▶ Challenge
Transcribe all the entries word for word, skipping the pictures.

▶ Entries provided
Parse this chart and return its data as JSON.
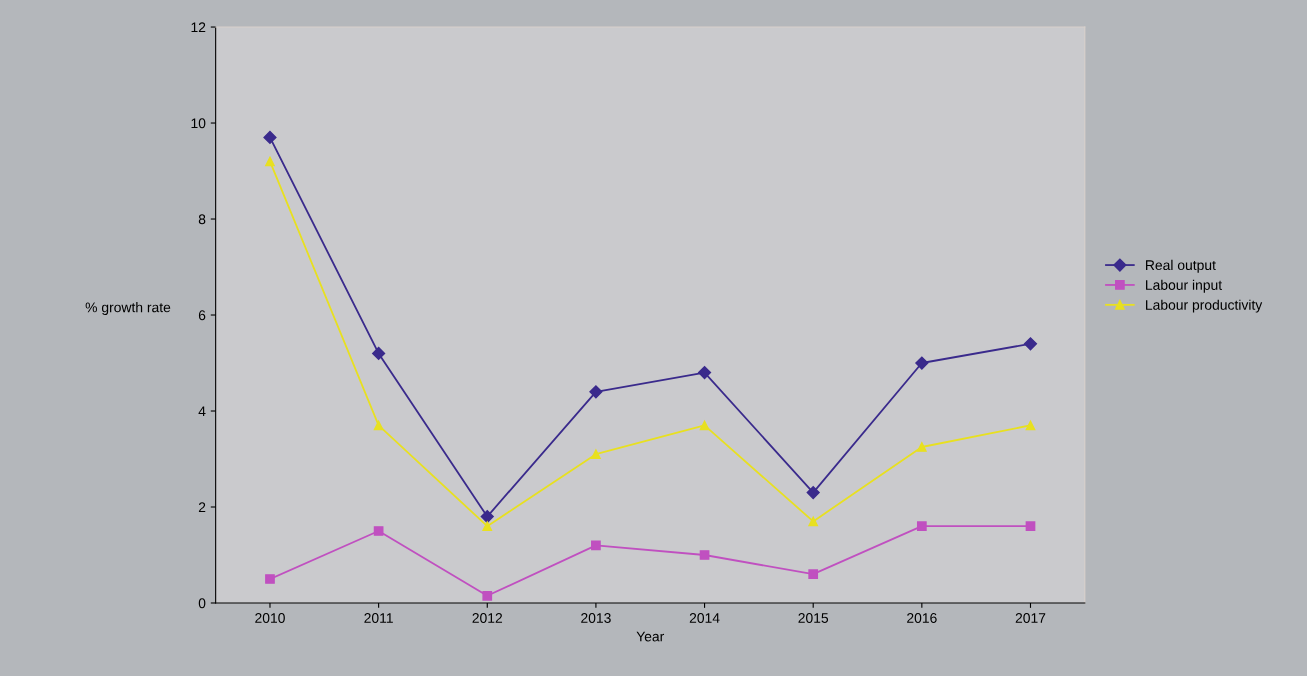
{
  "chart_data": {
    "type": "line",
    "xlabel": "Year",
    "ylabel": "% growth rate",
    "categories": [
      "2010",
      "2011",
      "2012",
      "2013",
      "2014",
      "2015",
      "2016",
      "2017"
    ],
    "series": [
      {
        "name": "Real output",
        "color": "#3a2a8c",
        "marker": "diamond",
        "values": [
          9.7,
          5.2,
          1.8,
          4.4,
          4.8,
          2.3,
          5.0,
          5.4
        ]
      },
      {
        "name": "Labour input",
        "color": "#c050c0",
        "marker": "square",
        "values": [
          0.5,
          1.5,
          0.15,
          1.2,
          1.0,
          0.6,
          1.6,
          1.6
        ]
      },
      {
        "name": "Labour productivity",
        "color": "#e8e020",
        "marker": "triangle",
        "values": [
          9.2,
          3.7,
          1.6,
          3.1,
          3.7,
          1.7,
          3.25,
          3.7
        ]
      }
    ],
    "ylim": [
      0,
      12
    ],
    "yticks": [
      0,
      2,
      4,
      6,
      8,
      10,
      12
    ],
    "grid": false,
    "legend": "right",
    "line_style": "solid"
  }
}
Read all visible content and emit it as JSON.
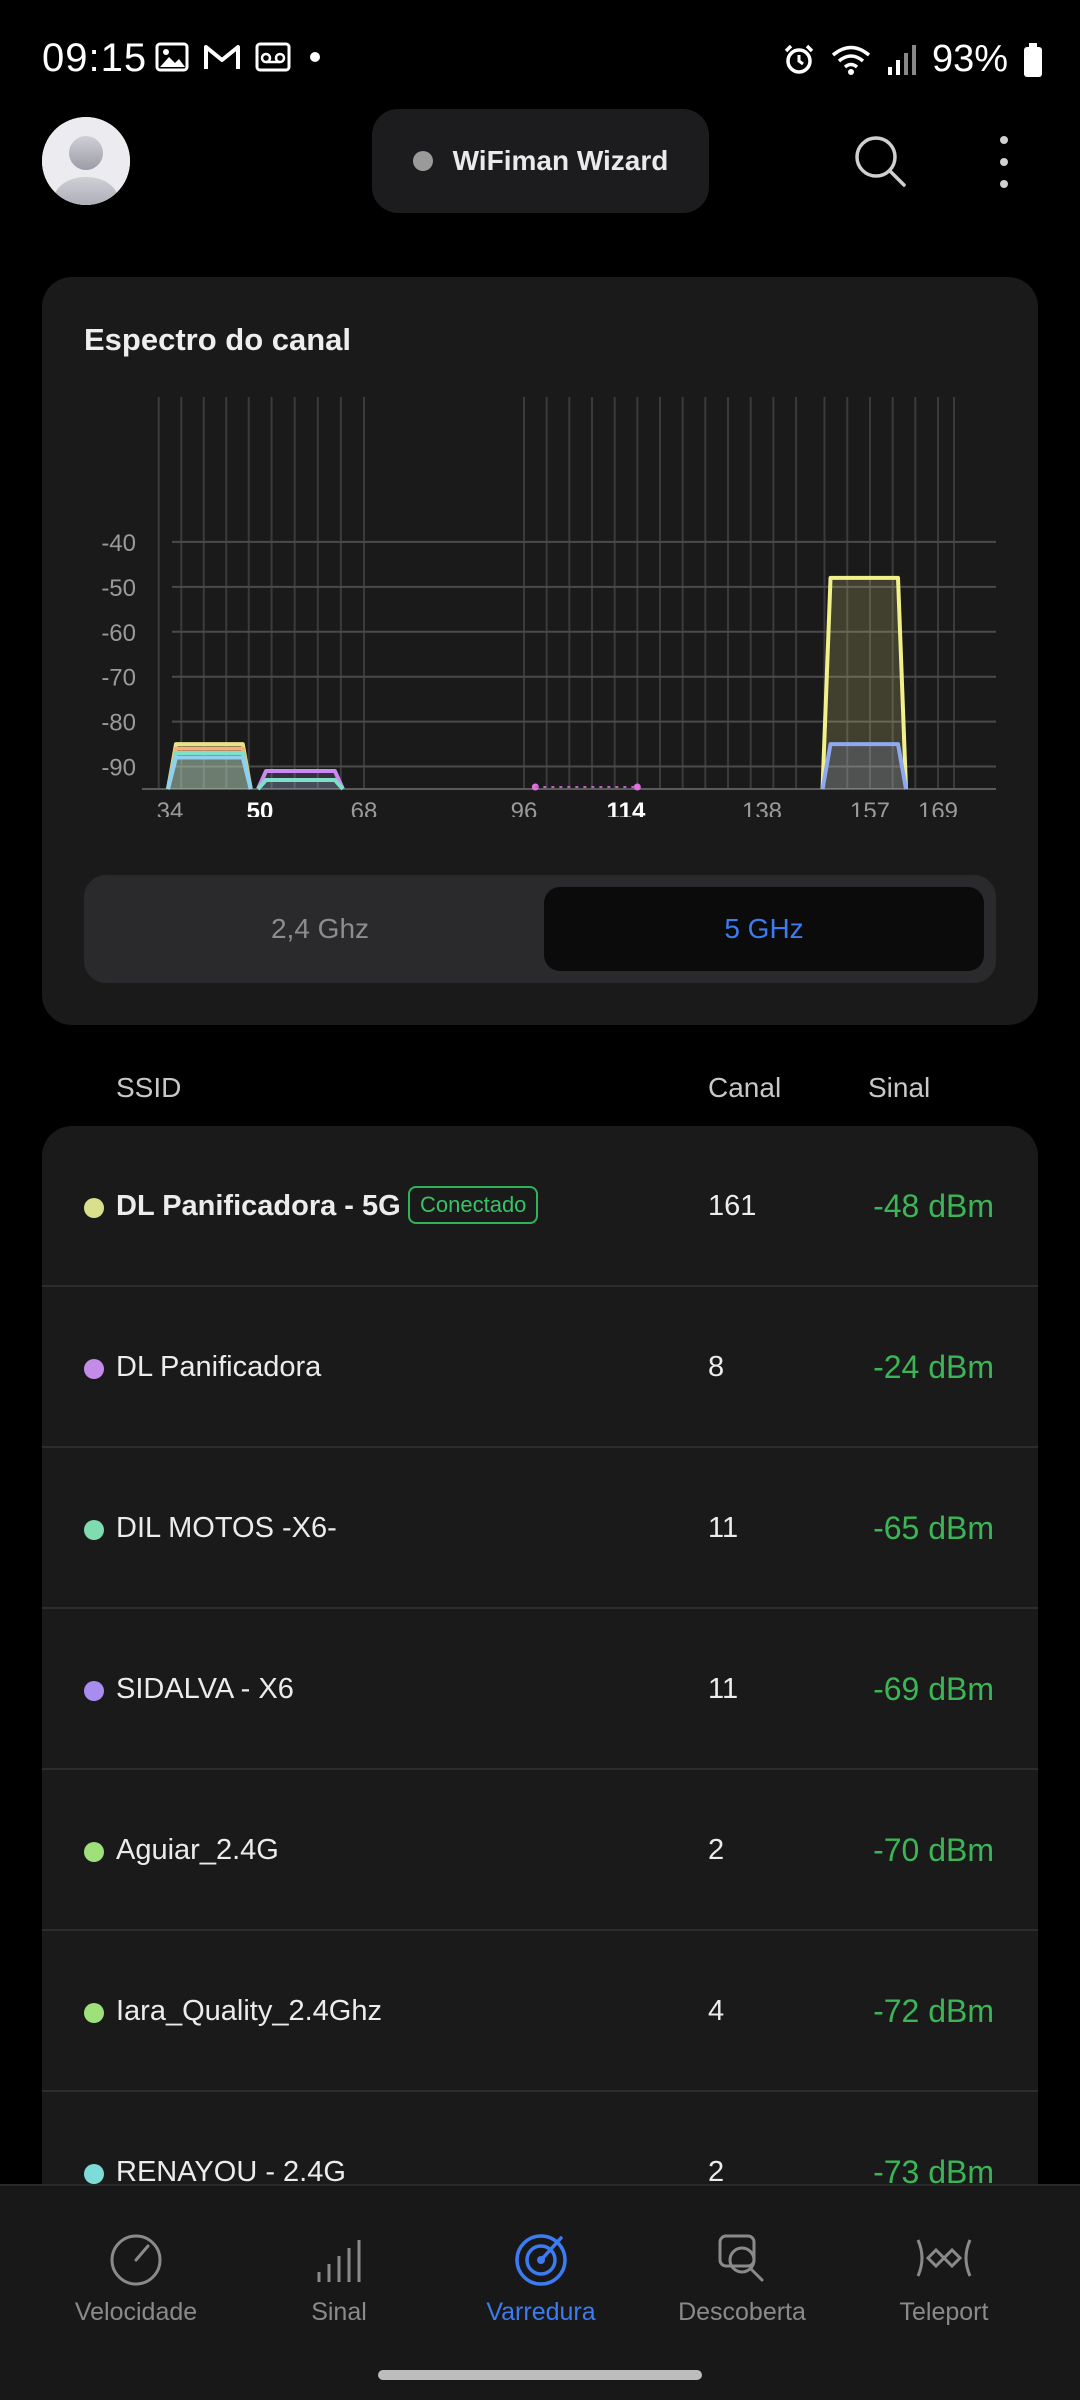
{
  "status_bar": {
    "time": "09:15",
    "battery": "93%"
  },
  "header": {
    "wizard_label": "WiFiman Wizard"
  },
  "spectrum": {
    "title": "Espectro do canal",
    "tabs": [
      {
        "label": "2,4 Ghz",
        "selected": false
      },
      {
        "label": "5 GHz",
        "selected": true
      }
    ]
  },
  "chart_data": {
    "type": "area",
    "title": "Espectro do canal",
    "xlabel": "",
    "ylabel": "",
    "x_ticks": [
      {
        "label": "34",
        "bold": false
      },
      {
        "label": "50",
        "bold": true
      },
      {
        "label": "68",
        "bold": false
      },
      {
        "label": "96",
        "bold": false
      },
      {
        "label": "114",
        "bold": true
      },
      {
        "label": "138",
        "bold": false
      },
      {
        "label": "157",
        "bold": false
      },
      {
        "label": "169",
        "bold": false
      }
    ],
    "y_ticks": [
      "-40",
      "-50",
      "-60",
      "-70",
      "-80",
      "-90"
    ],
    "ylim": [
      -95,
      -30
    ],
    "grid": true,
    "series": [
      {
        "channel_from": 34,
        "channel_to": 48,
        "value": -85,
        "color": "#e7e48a"
      },
      {
        "channel_from": 34,
        "channel_to": 48,
        "value": -86,
        "color": "#f2b27a"
      },
      {
        "channel_from": 34,
        "channel_to": 48,
        "value": -87,
        "color": "#7fe0c8"
      },
      {
        "channel_from": 34,
        "channel_to": 48,
        "value": -88,
        "color": "#8fd0f0"
      },
      {
        "channel_from": 50,
        "channel_to": 64,
        "value": -91,
        "color": "#c88cf0"
      },
      {
        "channel_from": 50,
        "channel_to": 64,
        "value": -93,
        "color": "#7fe0c8"
      },
      {
        "channel_from": 149,
        "channel_to": 163,
        "value": -48,
        "color": "#f2f08a"
      },
      {
        "channel_from": 149,
        "channel_to": 163,
        "value": -85,
        "color": "#8fa8f0"
      }
    ],
    "points": [
      {
        "channel": 98,
        "value": -95,
        "color": "#e070e0"
      },
      {
        "channel": 116,
        "value": -95,
        "color": "#e070e0"
      }
    ]
  },
  "table": {
    "col_ssid": "SSID",
    "col_channel": "Canal",
    "col_signal": "Sinal",
    "rows": [
      {
        "ssid": "DL Panificadora - 5G",
        "badge": "Conectado",
        "channel": "161",
        "signal": "-48 dBm",
        "color": "#d9df8c",
        "bold": true
      },
      {
        "ssid": "DL Panificadora",
        "channel": "8",
        "signal": "-24 dBm",
        "color": "#c58be8"
      },
      {
        "ssid": "DIL MOTOS -X6-",
        "channel": "11",
        "signal": "-65 dBm",
        "color": "#7edcb0"
      },
      {
        "ssid": "SIDALVA - X6",
        "channel": "11",
        "signal": "-69 dBm",
        "color": "#a98cf0"
      },
      {
        "ssid": "Aguiar_2.4G",
        "channel": "2",
        "signal": "-70 dBm",
        "color": "#9ee07a"
      },
      {
        "ssid": "Iara_Quality_2.4Ghz",
        "channel": "4",
        "signal": "-72 dBm",
        "color": "#9ee07a"
      },
      {
        "ssid": "RENAYOU - 2.4G",
        "channel": "2",
        "signal": "-73 dBm",
        "color": "#7edcd8"
      }
    ]
  },
  "bottom_nav": [
    {
      "label": "Velocidade",
      "icon": "speedometer-icon",
      "active": false
    },
    {
      "label": "Sinal",
      "icon": "signal-bars-icon",
      "active": false
    },
    {
      "label": "Varredura",
      "icon": "radar-icon",
      "active": true
    },
    {
      "label": "Descoberta",
      "icon": "discovery-icon",
      "active": false
    },
    {
      "label": "Teleport",
      "icon": "teleport-icon",
      "active": false
    }
  ]
}
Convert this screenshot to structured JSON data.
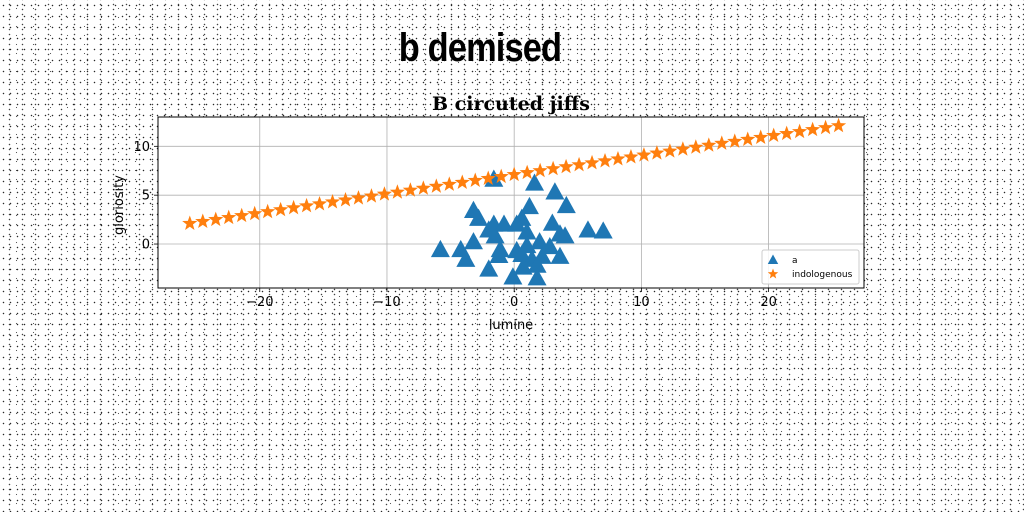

▶ Output
Parse this chart and return its data as JSON.
{
  "chart_data": {
    "type": "line",
    "xlabel": "Year",
    "ylabel": "% growth rate",
    "categories": [
      "2010",
      "2011",
      "2012",
      "2013",
      "2014",
      "2015",
      "2016",
      "2017"
    ],
    "series": [
      {
        "name": "Real output",
        "color": "#3a2a8c",
        "marker": "diamond",
        "values": [
          9.7,
          5.2,
          1.8,
          4.4,
          4.8,
          2.3,
          5.0,
          5.4
        ]
      },
      {
        "name": "Labour input",
        "color": "#c050c0",
        "marker": "square",
        "values": [
          0.5,
          1.5,
          0.15,
          1.2,
          1.0,
          0.6,
          1.6,
          1.6
        ]
      },
      {
        "name": "Labour productivity",
        "color": "#e8e020",
        "marker": "triangle",
        "values": [
          9.2,
          3.7,
          1.6,
          3.1,
          3.7,
          1.7,
          3.25,
          3.7
        ]
      }
    ],
    "ylim": [
      0,
      12
    ],
    "yticks": [
      0,
      2,
      4,
      6,
      8,
      10,
      12
    ],
    "grid": false,
    "legend": "right",
    "line_style": "solid"
  }
}
Read all visible content and emit it as JSON.
{
  "status_bar": {
    "time": "09:15",
    "battery": "93%"
  },
  "header": {
    "wizard_label": "WiFiman Wizard"
  },
  "spectrum": {
    "title": "Espectro do canal",
    "tabs": [
      {
        "label": "2,4 Ghz",
        "selected": false
      },
      {
        "label": "5 GHz",
        "selected": true
      }
    ]
  },
  "chart_data": {
    "type": "area",
    "title": "Espectro do canal",
    "xlabel": "",
    "ylabel": "",
    "x_ticks": [
      {
        "label": "34",
        "bold": false
      },
      {
        "label": "50",
        "bold": true
      },
      {
        "label": "68",
        "bold": false
      },
      {
        "label": "96",
        "bold": false
      },
      {
        "label": "114",
        "bold": true
      },
      {
        "label": "138",
        "bold": false
      },
      {
        "label": "157",
        "bold": false
      },
      {
        "label": "169",
        "bold": false
      }
    ],
    "y_ticks": [
      "-40",
      "-50",
      "-60",
      "-70",
      "-80",
      "-90"
    ],
    "ylim": [
      -95,
      -30
    ],
    "grid": true,
    "series": [
      {
        "channel_from": 34,
        "channel_to": 48,
        "value": -85,
        "color": "#e7e48a"
      },
      {
        "channel_from": 34,
        "channel_to": 48,
        "value": -86,
        "color": "#f2b27a"
      },
      {
        "channel_from": 34,
        "channel_to": 48,
        "value": -87,
        "color": "#7fe0c8"
      },
      {
        "channel_from": 34,
        "channel_to": 48,
        "value": -88,
        "color": "#8fd0f0"
      },
      {
        "channel_from": 50,
        "channel_to": 64,
        "value": -91,
        "color": "#c88cf0"
      },
      {
        "channel_from": 50,
        "channel_to": 64,
        "value": -93,
        "color": "#7fe0c8"
      },
      {
        "channel_from": 149,
        "channel_to": 163,
        "value": -48,
        "color": "#f2f08a"
      },
      {
        "channel_from": 149,
        "channel_to": 163,
        "value": -85,
        "color": "#8fa8f0"
      }
    ],
    "points": [
      {
        "channel": 98,
        "value": -95,
        "color": "#e070e0"
      },
      {
        "channel": 116,
        "value": -95,
        "color": "#e070e0"
      }
    ]
  },
  "table": {
    "col_ssid": "SSID",
    "col_channel": "Canal",
    "col_signal": "Sinal",
    "rows": [
      {
        "ssid": "DL Panificadora - 5G",
        "badge": "Conectado",
        "channel": "161",
        "signal": "-48 dBm",
        "color": "#d9df8c",
        "bold": true
      },
      {
        "ssid": "DL Panificadora",
        "channel": "8",
        "signal": "-24 dBm",
        "color": "#c58be8"
      },
      {
        "ssid": "DIL MOTOS -X6-",
        "channel": "11",
        "signal": "-65 dBm",
        "color": "#7edcb0"
      },
      {
        "ssid": "SIDALVA - X6",
        "channel": "11",
        "signal": "-69 dBm",
        "color": "#a98cf0"
      },
      {
        "ssid": "Aguiar_2.4G",
        "channel": "2",
        "signal": "-70 dBm",
        "color": "#9ee07a"
      },
      {
        "ssid": "Iara_Quality_2.4Ghz",
        "channel": "4",
        "signal": "-72 dBm",
        "color": "#9ee07a"
      },
      {
        "ssid": "RENAYOU - 2.4G",
        "channel": "2",
        "signal": "-73 dBm",
        "color": "#7edcd8"
      }
    ]
  },
  "bottom_nav": [
    {
      "label": "Velocidade",
      "icon": "speedometer-icon",
      "active": false
    },
    {
      "label": "Sinal",
      "icon": "signal-bars-icon",
      "active": false
    },
    {
      "label": "Varredura",
      "icon": "radar-icon",
      "active": true
    },
    {
      "label": "Descoberta",
      "icon": "discovery-icon",
      "active": false
    },
    {
      "label": "Teleport",
      "icon": "teleport-icon",
      "active": false
    }
  ]
}
Convert this screenshot to structured JSON data.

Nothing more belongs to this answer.